**Brief:**
Among the entries that follow, find every line with the word "Bach" and list it.

----- Records to process -----

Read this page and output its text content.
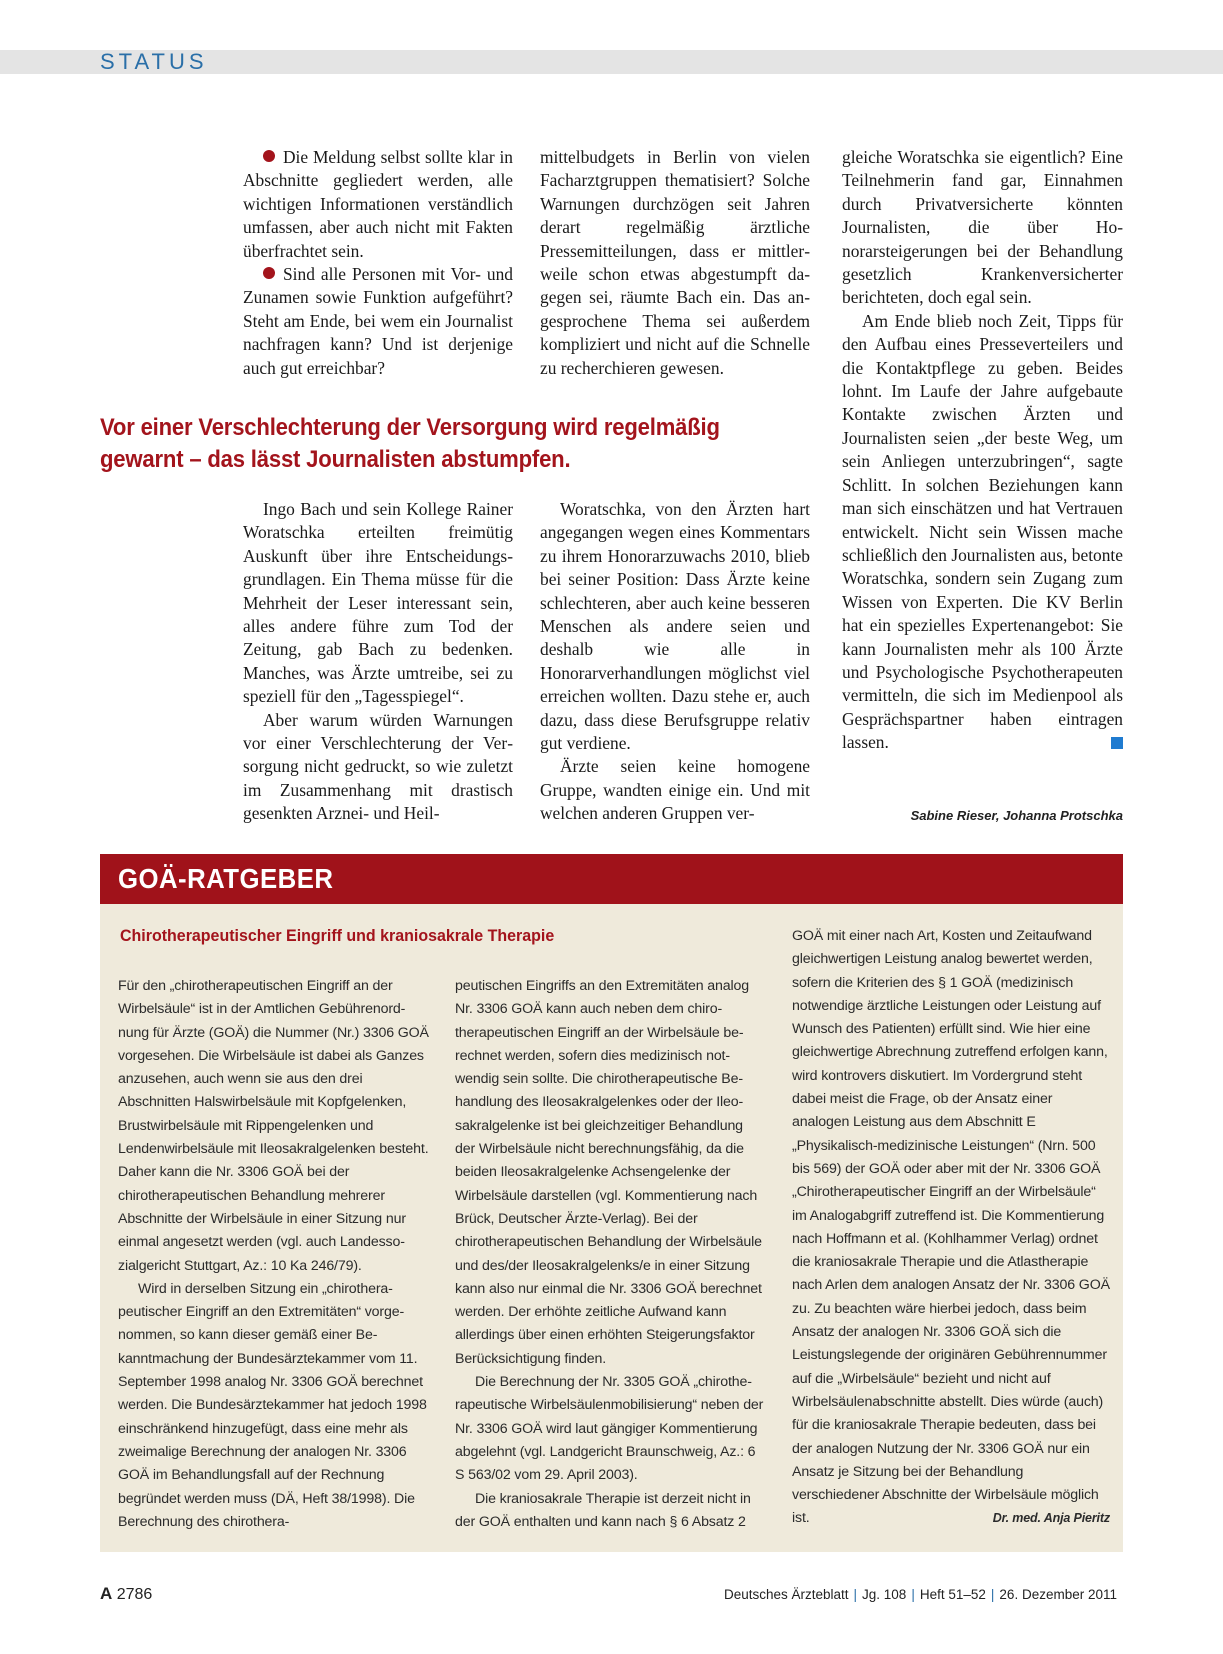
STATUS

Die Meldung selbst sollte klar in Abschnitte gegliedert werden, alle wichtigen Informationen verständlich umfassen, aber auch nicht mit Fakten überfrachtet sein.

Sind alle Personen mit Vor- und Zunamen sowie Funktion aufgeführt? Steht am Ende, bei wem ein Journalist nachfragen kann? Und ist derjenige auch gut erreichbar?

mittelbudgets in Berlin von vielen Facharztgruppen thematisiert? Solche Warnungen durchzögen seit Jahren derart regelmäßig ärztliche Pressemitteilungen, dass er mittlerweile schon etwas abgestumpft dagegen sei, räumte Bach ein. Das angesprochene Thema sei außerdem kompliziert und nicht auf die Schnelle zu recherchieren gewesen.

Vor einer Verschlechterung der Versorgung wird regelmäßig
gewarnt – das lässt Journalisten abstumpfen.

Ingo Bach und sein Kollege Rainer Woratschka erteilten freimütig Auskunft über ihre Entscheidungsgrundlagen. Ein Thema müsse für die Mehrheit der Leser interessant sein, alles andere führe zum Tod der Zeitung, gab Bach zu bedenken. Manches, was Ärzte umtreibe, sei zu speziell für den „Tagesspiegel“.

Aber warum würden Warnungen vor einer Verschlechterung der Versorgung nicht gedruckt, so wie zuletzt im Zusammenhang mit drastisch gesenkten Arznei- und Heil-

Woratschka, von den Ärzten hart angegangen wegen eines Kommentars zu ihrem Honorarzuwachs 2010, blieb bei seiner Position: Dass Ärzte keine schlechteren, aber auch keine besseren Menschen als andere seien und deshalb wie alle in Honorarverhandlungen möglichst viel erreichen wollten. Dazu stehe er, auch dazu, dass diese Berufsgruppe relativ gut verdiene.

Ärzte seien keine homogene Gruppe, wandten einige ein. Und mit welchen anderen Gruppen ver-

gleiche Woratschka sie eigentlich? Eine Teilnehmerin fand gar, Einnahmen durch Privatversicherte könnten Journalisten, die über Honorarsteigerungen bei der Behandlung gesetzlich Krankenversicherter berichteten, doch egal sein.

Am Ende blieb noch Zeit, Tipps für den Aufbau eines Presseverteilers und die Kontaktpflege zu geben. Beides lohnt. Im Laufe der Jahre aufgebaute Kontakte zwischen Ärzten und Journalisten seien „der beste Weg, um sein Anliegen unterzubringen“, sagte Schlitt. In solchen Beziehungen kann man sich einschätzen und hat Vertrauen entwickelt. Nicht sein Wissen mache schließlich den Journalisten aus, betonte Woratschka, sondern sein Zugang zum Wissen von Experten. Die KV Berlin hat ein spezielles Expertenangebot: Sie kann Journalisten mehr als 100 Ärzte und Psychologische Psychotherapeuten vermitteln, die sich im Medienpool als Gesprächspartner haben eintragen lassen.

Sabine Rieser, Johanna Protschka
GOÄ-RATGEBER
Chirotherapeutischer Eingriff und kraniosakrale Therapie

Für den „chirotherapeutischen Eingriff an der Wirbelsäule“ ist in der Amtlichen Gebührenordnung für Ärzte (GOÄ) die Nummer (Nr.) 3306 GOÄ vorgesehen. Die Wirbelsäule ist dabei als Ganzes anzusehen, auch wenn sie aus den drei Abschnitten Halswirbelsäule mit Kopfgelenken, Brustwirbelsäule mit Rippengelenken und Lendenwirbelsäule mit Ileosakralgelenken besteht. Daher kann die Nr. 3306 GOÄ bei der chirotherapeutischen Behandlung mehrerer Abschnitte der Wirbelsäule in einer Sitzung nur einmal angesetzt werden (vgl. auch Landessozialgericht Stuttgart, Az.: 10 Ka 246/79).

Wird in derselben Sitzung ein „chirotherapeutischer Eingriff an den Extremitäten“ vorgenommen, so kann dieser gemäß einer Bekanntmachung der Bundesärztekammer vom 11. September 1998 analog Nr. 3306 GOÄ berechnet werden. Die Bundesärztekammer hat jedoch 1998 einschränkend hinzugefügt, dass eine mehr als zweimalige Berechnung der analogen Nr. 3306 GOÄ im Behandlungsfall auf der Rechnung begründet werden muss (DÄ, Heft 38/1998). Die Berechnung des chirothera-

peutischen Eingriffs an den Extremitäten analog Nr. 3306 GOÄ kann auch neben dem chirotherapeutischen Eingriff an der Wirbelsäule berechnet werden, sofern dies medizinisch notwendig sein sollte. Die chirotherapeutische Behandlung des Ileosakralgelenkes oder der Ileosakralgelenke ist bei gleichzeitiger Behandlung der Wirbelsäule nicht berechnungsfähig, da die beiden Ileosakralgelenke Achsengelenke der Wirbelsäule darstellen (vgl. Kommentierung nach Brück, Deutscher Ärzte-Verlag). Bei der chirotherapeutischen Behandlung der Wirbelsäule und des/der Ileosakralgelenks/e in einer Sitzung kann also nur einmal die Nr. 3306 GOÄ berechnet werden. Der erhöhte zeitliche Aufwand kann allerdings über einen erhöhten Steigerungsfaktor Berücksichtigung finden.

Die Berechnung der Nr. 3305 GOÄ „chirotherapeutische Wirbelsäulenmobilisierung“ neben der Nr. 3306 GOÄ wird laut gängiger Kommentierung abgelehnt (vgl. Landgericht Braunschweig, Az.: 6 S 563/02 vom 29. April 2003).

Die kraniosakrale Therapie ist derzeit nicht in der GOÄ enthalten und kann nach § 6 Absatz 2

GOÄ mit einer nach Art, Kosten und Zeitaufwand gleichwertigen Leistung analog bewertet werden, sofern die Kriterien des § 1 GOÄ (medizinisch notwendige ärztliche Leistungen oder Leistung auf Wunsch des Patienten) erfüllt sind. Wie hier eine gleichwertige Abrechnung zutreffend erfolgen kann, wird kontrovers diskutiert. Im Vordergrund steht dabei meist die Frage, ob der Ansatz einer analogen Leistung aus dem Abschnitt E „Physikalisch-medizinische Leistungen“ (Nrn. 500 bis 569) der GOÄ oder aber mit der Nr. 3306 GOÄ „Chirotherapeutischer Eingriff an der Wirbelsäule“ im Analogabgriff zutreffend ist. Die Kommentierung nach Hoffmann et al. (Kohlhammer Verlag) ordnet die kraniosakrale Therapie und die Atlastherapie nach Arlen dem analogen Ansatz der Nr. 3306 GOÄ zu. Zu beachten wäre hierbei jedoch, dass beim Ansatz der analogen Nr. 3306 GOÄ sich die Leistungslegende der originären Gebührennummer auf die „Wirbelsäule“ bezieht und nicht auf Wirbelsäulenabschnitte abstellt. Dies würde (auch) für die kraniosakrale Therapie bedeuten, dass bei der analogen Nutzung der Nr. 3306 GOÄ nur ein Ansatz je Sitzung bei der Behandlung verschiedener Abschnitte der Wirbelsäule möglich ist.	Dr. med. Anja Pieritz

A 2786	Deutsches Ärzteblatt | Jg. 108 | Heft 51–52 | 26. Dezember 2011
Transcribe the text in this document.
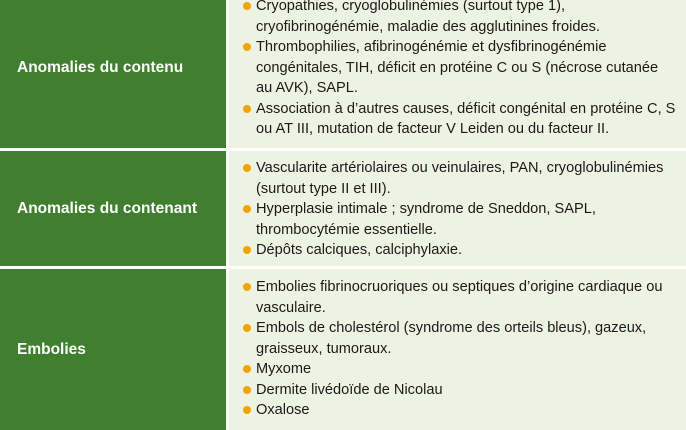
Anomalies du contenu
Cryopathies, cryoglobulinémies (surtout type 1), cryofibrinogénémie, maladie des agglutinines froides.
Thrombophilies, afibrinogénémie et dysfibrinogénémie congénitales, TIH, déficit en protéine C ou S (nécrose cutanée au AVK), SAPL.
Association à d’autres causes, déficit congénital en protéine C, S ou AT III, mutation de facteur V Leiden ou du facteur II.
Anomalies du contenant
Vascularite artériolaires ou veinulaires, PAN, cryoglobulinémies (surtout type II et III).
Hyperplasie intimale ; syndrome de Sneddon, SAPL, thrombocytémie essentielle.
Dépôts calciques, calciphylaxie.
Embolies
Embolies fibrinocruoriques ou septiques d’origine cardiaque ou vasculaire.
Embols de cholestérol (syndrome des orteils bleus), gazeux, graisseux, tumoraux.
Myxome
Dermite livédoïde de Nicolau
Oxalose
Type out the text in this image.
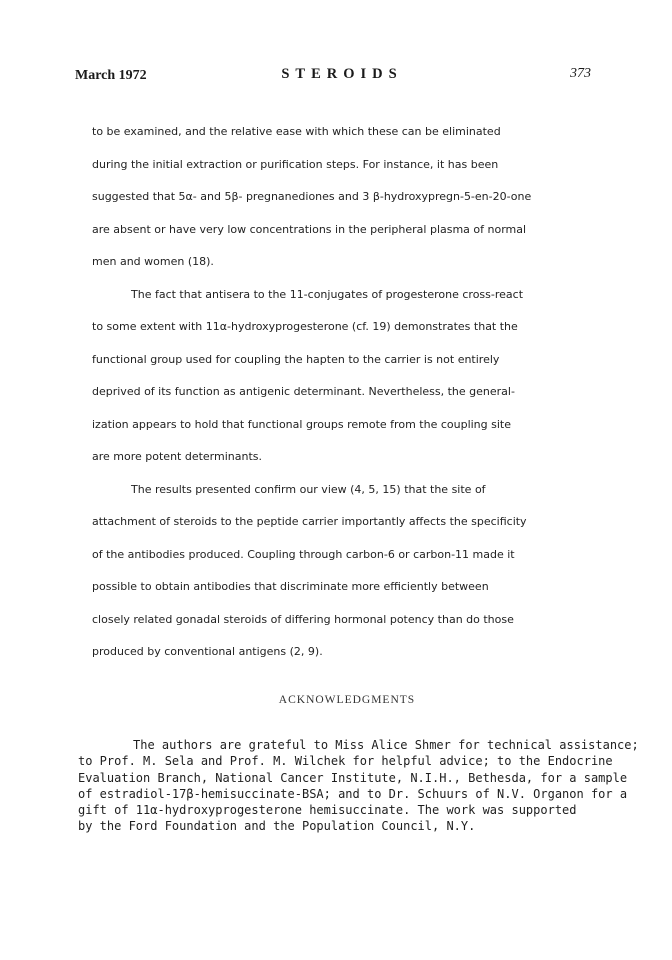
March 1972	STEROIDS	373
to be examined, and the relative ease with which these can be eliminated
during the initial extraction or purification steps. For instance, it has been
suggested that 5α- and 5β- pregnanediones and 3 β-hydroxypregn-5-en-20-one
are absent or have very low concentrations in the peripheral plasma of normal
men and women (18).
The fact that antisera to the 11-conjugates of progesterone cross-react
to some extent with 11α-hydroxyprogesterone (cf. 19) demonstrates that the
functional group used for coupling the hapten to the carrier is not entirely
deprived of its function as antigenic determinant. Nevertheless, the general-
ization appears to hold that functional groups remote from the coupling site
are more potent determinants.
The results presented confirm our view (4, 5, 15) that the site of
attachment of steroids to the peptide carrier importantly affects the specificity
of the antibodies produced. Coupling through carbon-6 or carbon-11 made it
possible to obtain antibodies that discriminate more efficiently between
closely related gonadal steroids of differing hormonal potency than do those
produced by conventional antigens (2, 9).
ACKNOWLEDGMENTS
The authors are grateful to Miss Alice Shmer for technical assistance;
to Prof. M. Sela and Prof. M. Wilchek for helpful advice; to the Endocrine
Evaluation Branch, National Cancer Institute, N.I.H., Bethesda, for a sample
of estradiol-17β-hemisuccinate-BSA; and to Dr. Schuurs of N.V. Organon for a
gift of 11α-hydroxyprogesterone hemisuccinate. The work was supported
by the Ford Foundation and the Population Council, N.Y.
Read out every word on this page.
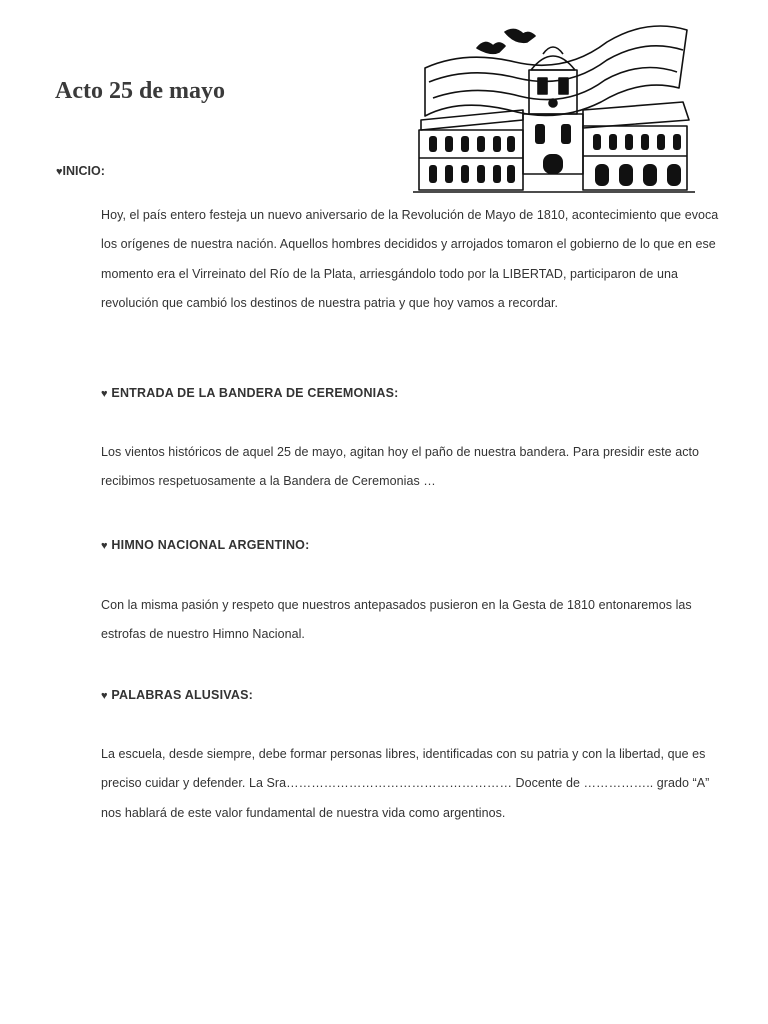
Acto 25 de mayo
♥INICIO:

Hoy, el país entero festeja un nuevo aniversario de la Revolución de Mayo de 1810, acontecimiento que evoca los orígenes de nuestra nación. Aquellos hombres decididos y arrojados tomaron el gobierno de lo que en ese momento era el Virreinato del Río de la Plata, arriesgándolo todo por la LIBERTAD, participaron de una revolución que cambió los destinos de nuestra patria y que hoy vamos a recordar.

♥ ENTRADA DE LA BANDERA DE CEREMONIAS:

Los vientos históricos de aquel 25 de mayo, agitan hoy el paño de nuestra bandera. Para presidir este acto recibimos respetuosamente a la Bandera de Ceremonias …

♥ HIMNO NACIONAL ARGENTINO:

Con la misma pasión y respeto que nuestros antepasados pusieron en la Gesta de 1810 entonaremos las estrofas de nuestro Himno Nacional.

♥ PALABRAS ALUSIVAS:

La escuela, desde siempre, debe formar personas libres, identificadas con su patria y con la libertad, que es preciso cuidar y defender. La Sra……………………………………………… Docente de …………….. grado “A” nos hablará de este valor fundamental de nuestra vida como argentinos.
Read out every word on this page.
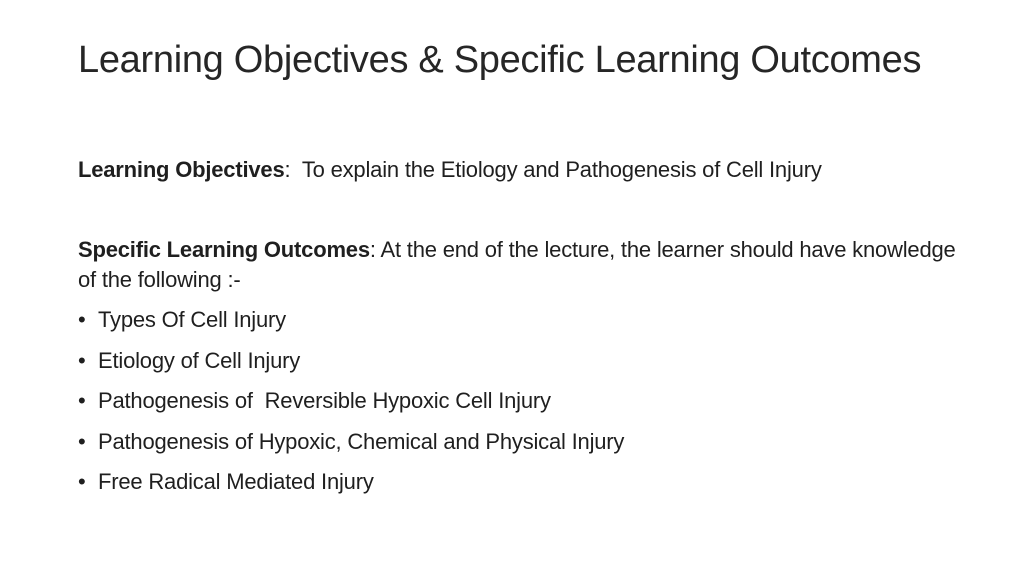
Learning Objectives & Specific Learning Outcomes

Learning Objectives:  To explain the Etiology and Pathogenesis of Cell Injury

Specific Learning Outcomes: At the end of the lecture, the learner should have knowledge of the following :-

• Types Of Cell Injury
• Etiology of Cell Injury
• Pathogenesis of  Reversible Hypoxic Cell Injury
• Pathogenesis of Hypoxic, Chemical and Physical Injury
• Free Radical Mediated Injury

-----

**Reply to the exercise:**
mittelbudgets in Berlin von vielen Facharztgruppen thematisiert? Solche Warnungen durchzögen seit Jahren derart regelmäßig ärztliche Pressemitteilungen, dass er mittlerweile schon etwas abgestumpft dagegen sei, räumte Bach ein. Das angesprochene Thema sei außerdem kompliziert und nicht auf die Schnelle zu recherchieren gewesen.
Ingo Bach und sein Kollege Rainer Woratschka erteilten freimütig Auskunft über ihre Entscheidungsgrundlagen. Ein Thema müsse für die Mehrheit der Leser interessant sein, alles andere führe zum Tod der Zeitung, gab Bach zu bedenken. Manches, was Ärzte umtreibe, sei zu speziell für den „Tagesspiegel“.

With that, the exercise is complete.